--- Documento fuente ---
◆ ◆ ◆ ◆ ◆ ◆ ◆

Campo de Concentración franquista de Orduña, un infierno por el que pasaron 50.000 prisioneros republicanos / Paco Barreira
El Campo de Concentración de Prisioneros de Orduña fue uno de los primeros que Franco abrió. Se estableció en el antiguo colegio de los jesuitas.
Permaneció
abierto durante 27 meses, entre julio de 1937 y septiembre de 1939,
para recluir de forma preventiva, clasificar y "reeducar" a los
prisioneros hechos por las tropas franquistas en los frentes de Bizkaia,
Aragón y Cataluña, fundamentalmente.
Con una capacidad máxima
asignada de 5.000 personas, Orduña fue uno de los campos más grandes.
Por él pasaron 50.000 prisioneros, muchos de ellos fueron gudaris del
Ejército vasco, el otro gran grupo de prisioneros estuvo compuesto por
milicianos, catalanes sobre todo.
El traslado y el ingreso
Los
prisioneros llegaban a Orduña en trenes de mercancías utilizados
normalmente para el transporte de ganado, que iban y venían a cualquier
hora del día o de la noche. Los traslados solían ser masivos. Sin agua,
sin comida y sin conocer su destino, los prisioneros eran obligados a
viajar durante infinidad de horas en condiciones deplorables, hacinados
en el interior de vagones de madera cerrados, sucios y oscuros, que
carecían de asientos, ventanas y retretes.

◆ ◆ ◆ ◆ ◆ ◆ ◆

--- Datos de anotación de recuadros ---
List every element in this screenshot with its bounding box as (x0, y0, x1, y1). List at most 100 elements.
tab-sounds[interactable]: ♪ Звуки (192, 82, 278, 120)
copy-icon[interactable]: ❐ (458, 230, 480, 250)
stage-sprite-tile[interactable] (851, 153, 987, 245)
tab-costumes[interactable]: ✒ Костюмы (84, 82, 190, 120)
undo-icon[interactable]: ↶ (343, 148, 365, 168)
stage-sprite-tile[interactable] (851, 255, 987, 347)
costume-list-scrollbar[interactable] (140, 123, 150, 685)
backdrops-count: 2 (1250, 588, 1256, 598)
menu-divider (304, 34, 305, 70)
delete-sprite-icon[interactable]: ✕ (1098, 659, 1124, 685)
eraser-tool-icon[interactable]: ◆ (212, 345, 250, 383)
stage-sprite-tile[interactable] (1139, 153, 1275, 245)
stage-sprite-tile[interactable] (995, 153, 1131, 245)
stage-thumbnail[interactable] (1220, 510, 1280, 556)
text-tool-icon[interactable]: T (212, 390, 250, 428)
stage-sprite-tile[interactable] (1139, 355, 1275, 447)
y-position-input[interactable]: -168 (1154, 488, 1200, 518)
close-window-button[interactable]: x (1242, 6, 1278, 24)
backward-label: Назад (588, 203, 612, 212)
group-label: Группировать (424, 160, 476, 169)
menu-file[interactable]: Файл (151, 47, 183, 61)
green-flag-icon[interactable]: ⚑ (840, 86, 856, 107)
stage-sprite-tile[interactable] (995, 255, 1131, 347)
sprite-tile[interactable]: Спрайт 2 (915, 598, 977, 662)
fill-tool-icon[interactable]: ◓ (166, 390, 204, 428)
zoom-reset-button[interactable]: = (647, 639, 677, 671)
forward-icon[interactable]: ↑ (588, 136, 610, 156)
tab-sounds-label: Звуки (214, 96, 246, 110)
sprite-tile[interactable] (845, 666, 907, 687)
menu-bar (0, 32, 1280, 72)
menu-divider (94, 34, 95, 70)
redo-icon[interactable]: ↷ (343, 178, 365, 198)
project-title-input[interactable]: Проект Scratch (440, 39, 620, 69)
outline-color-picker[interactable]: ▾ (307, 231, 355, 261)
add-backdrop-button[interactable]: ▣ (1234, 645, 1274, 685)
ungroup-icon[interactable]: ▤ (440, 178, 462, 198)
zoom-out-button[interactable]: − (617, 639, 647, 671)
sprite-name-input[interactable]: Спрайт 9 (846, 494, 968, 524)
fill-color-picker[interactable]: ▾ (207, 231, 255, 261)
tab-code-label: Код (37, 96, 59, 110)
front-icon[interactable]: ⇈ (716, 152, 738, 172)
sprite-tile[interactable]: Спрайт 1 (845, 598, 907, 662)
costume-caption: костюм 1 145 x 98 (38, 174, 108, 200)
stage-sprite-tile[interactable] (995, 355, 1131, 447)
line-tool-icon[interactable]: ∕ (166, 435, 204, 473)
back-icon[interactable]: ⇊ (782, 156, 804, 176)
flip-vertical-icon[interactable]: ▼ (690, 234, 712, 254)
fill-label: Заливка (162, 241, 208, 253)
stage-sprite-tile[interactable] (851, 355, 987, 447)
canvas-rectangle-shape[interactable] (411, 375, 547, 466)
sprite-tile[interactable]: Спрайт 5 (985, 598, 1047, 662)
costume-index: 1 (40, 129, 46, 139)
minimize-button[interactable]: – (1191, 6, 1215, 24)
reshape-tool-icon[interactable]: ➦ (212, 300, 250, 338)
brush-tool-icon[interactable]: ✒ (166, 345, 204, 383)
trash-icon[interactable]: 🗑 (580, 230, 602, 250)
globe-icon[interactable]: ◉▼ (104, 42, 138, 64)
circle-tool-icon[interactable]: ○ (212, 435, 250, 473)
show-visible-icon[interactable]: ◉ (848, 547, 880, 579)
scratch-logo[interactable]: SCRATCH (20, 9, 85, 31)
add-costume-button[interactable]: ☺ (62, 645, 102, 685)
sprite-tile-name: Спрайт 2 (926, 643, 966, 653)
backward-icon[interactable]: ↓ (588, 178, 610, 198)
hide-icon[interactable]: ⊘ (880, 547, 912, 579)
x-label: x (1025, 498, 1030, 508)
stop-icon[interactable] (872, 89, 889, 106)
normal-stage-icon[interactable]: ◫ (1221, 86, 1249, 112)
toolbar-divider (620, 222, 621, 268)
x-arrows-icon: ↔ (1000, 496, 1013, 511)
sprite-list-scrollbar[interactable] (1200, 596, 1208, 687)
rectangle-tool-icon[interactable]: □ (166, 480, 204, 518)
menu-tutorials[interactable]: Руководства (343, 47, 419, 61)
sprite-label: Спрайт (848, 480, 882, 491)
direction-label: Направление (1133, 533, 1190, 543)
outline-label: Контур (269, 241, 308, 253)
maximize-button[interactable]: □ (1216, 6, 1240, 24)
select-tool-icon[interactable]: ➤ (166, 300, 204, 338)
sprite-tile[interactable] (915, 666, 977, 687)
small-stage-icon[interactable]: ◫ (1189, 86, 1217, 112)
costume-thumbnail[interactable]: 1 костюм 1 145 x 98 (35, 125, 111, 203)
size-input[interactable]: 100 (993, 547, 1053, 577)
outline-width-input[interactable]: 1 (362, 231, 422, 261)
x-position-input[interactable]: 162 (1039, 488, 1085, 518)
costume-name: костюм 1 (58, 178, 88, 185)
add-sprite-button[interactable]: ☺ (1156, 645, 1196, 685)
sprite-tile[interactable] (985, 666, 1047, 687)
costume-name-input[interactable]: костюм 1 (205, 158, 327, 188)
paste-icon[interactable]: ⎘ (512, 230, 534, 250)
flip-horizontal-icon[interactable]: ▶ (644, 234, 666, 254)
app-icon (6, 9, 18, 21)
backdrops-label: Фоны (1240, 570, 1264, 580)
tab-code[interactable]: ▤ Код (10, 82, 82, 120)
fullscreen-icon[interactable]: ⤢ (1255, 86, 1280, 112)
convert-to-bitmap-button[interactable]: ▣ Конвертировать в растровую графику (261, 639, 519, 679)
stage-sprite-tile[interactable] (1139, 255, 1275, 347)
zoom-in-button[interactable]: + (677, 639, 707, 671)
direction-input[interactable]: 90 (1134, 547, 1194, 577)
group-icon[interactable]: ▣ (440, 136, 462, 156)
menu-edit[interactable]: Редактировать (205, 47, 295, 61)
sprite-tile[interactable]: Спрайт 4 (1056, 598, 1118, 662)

◆ ◆ ◆ ◆ ◆ ◆ ◆

--- Qué se pide ---
Reescribe el fragmento del texto sobre el campo de Orduña que va de "El traslado y" a "ventanas y retretes.", ambos incluidos, y cambia "trenes de mercancías" por "trenes de carga".

--- Respuesta final ---
El traslado y el ingreso
Los
prisioneros llegaban a Orduña en trenes de carga utilizados
normalmente para el transporte de ganado, que iban y venían a cualquier
hora del día o de la noche. Los traslados solían ser masivos. Sin agua,
sin comida y sin conocer su destino, los prisioneros eran obligados a
viajar durante infinidad de horas en condiciones deplorables, hacinados
en el interior de vagones de madera cerrados, sucios y oscuros, que
carecían de asientos, ventanas y retretes.